**Exercise brief**: Count the lines in the records that contain the string "header", and give only that number.

[Dataset content start]

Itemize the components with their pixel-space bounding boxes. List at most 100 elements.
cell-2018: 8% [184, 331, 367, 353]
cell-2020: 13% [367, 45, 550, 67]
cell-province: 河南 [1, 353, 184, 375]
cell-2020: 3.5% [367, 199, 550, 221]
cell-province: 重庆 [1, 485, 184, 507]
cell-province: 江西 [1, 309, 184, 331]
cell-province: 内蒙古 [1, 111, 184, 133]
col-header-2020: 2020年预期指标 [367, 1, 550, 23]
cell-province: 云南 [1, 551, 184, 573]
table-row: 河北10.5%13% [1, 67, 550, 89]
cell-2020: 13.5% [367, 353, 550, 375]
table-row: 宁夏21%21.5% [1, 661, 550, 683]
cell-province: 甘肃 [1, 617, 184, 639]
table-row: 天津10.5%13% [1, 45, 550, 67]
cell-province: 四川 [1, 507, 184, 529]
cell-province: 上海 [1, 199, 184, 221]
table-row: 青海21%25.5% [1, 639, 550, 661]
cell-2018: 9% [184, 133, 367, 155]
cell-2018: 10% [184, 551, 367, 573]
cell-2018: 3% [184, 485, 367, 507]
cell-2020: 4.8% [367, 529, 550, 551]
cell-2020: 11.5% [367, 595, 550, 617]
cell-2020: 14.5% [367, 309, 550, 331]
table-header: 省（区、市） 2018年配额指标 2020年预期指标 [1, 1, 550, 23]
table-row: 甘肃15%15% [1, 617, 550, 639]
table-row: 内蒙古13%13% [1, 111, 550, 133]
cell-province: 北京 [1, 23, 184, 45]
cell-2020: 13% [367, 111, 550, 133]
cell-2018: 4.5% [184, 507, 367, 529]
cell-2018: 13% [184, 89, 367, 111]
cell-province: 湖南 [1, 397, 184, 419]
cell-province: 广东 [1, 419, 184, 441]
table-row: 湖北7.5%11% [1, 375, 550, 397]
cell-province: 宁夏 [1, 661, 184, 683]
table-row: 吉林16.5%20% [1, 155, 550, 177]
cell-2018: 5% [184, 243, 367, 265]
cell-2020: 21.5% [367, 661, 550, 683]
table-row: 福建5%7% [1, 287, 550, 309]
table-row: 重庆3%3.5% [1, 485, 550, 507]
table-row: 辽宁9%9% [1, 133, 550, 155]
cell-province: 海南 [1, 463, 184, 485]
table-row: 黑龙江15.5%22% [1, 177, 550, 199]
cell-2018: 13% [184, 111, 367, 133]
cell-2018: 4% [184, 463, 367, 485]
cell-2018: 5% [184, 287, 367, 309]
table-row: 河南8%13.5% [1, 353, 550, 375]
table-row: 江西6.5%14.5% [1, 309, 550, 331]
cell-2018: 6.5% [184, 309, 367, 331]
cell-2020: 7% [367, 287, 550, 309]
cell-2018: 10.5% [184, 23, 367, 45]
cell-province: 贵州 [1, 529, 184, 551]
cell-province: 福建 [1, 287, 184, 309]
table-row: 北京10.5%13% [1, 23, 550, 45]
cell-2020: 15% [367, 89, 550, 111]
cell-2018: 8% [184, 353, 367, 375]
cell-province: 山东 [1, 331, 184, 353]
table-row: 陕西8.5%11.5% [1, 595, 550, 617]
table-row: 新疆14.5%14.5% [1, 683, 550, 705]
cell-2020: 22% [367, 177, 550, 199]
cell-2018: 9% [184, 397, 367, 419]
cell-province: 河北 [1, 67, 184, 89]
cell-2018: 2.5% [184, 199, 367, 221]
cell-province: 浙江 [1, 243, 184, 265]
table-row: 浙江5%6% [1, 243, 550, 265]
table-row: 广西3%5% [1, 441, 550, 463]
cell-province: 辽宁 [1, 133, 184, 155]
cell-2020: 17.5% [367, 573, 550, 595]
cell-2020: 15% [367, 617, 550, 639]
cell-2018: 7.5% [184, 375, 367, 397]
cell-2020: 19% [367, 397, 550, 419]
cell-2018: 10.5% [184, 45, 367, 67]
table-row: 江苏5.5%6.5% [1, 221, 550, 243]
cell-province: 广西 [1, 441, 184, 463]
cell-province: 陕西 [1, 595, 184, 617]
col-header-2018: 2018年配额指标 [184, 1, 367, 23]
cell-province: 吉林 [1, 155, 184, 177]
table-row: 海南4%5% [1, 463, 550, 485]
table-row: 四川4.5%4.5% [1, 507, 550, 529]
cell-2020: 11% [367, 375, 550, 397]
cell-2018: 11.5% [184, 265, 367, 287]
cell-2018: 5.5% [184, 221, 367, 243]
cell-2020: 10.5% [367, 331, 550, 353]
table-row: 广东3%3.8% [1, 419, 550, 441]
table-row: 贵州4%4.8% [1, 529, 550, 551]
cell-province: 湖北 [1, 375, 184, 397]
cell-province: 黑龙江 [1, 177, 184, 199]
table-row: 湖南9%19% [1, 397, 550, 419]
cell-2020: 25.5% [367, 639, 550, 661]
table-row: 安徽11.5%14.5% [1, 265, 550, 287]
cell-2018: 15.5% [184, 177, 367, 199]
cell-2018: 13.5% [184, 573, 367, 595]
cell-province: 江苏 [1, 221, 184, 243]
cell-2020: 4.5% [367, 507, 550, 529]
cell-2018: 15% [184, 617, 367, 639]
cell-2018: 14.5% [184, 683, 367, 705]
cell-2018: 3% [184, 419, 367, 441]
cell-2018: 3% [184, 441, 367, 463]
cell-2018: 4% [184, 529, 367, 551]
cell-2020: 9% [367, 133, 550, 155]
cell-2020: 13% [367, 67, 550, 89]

[Dataset content end]

**Full solution**: 3